• _Material supplied_:
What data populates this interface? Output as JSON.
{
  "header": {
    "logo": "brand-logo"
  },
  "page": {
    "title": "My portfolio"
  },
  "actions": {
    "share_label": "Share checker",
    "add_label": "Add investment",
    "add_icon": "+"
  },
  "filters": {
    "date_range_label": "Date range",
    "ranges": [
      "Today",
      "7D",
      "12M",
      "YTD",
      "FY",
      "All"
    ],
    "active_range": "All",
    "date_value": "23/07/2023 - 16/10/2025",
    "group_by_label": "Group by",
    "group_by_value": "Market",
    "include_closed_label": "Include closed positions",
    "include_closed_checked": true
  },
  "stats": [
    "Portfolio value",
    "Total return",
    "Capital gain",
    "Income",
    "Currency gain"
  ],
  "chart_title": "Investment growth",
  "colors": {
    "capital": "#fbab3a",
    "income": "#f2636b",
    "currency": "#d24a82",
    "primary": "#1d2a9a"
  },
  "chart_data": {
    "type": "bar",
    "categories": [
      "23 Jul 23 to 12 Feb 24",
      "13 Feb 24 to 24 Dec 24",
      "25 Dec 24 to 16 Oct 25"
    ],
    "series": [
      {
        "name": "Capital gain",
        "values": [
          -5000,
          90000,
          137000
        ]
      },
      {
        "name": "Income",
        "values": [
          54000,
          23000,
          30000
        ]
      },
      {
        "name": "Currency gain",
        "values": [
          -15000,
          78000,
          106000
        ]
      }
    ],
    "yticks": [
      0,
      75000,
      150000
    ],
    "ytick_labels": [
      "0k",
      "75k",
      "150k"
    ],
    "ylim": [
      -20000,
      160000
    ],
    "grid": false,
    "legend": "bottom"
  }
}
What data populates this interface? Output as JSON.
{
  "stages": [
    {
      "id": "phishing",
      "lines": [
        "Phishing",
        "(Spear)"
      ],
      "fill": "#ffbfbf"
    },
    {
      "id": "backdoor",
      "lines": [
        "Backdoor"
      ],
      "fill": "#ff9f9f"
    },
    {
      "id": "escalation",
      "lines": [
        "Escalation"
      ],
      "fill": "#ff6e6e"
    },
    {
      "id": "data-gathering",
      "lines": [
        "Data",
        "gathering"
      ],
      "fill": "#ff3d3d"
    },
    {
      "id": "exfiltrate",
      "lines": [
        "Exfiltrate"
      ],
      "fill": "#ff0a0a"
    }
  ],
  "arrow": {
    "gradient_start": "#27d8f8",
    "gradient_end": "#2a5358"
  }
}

• _Your task_:
Restate each of the entries above verbatim.

• _Exercise result_:
What data populates this interface? Output as JSON.
{
  "header": {
    "logo": "brand-logo"
  },
  "page": {
    "title": "My portfolio"
  },
  "actions": {
    "share_label": "Share checker",
    "add_label": "Add investment",
    "add_icon": "+"
  },
  "filters": {
    "date_range_label": "Date range",
    "ranges": [
      "Today",
      "7D",
      "12M",
      "YTD",
      "FY",
      "All"
    ],
    "active_range": "All",
    "date_value": "23/07/2023 - 16/10/2025",
    "group_by_label": "Group by",
    "group_by_value": "Market",
    "include_closed_label": "Include closed positions",
    "include_closed_checked": true
  },
  "stats": [
    "Portfolio value",
    "Total return",
    "Capital gain",
    "Income",
    "Currency gain"
  ],
  "chart_title": "Investment growth",
  "colors": {
    "capital": "#fbab3a",
    "income": "#f2636b",
    "currency": "#d24a82",
    "primary": "#1d2a9a"
  },
  "chart_data": {
    "type": "bar",
    "categories": [
      "23 Jul 23 to 12 Feb 24",
      "13 Feb 24 to 24 Dec 24",
      "25 Dec 24 to 16 Oct 25"
    ],
    "series": [
      {
        "name": "Capital gain",
        "values": [
          -5000,
          90000,
          137000
        ]
      },
      {
        "name": "Income",
        "values": [
          54000,
          23000,
          30000
        ]
      },
      {
        "name": "Currency gain",
        "values": [
          -15000,
          78000,
          106000
        ]
      }
    ],
    "yticks": [
      0,
      75000,
      150000
    ],
    "ytick_labels": [
      "0k",
      "75k",
      "150k"
    ],
    "ylim": [
      -20000,
      160000
    ],
    "grid": false,
    "legend": "bottom"
  }
}
What data populates this interface? Output as JSON.
{
  "stages": [
    {
      "id": "phishing",
      "lines": [
        "Phishing",
        "(Spear)"
      ],
      "fill": "#ffbfbf"
    },
    {
      "id": "backdoor",
      "lines": [
        "Backdoor"
      ],
      "fill": "#ff9f9f"
    },
    {
      "id": "escalation",
      "lines": [
        "Escalation"
      ],
      "fill": "#ff6e6e"
    },
    {
      "id": "data-gathering",
      "lines": [
        "Data",
        "gathering"
      ],
      "fill": "#ff3d3d"
    },
    {
      "id": "exfiltrate",
      "lines": [
        "Exfiltrate"
      ],
      "fill": "#ff0a0a"
    }
  ],
  "arrow": {
    "gradient_start": "#27d8f8",
    "gradient_end": "#2a5358"
  }
}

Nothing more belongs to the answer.